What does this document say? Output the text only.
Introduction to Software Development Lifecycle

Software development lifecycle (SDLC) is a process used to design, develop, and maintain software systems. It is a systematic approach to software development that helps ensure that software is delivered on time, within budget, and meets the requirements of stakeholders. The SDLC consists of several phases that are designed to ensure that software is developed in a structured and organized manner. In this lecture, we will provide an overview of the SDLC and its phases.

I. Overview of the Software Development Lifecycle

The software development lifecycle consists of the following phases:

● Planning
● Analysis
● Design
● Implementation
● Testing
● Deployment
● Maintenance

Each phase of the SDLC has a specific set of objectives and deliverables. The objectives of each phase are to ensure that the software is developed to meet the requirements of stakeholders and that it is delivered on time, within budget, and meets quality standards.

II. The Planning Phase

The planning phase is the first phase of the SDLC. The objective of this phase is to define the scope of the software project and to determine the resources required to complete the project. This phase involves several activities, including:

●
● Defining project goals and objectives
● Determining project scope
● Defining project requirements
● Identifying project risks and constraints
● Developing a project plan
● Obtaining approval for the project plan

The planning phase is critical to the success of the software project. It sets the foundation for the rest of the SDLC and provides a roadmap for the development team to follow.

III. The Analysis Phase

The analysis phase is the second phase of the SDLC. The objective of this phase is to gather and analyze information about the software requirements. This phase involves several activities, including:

........

§ **Exercise brief**
Set down all of the entries exactly, please.

§ **Result below**
What does this document say? Output the text only.
Introduction to Software Development Lifecycle

Software development lifecycle (SDLC) is a process used to design, develop, and maintain software systems. It is a systematic approach to software development that helps ensure that software is delivered on time, within budget, and meets the requirements of stakeholders. The SDLC consists of several phases that are designed to ensure that software is developed in a structured and organized manner. In this lecture, we will provide an overview of the SDLC and its phases.

I. Overview of the Software Development Lifecycle

The software development lifecycle consists of the following phases:

● Planning
● Analysis
● Design
● Implementation
● Testing
● Deployment
● Maintenance

Each phase of the SDLC has a specific set of objectives and deliverables. The objectives of each phase are to ensure that the software is developed to meet the requirements of stakeholders and that it is delivered on time, within budget, and meets quality standards.

II. The Planning Phase

The planning phase is the first phase of the SDLC. The objective of this phase is to define the scope of the software project and to determine the resources required to complete the project. This phase involves several activities, including:

●
● Defining project goals and objectives
● Determining project scope
● Defining project requirements
● Identifying project risks and constraints
● Developing a project plan
● Obtaining approval for the project plan

The planning phase is critical to the success of the software project. It sets the foundation for the rest of the SDLC and provides a roadmap for the development team to follow.

III. The Analysis Phase

The analysis phase is the second phase of the SDLC. The objective of this phase is to gather and analyze information about the software requirements. This phase involves several activities, including:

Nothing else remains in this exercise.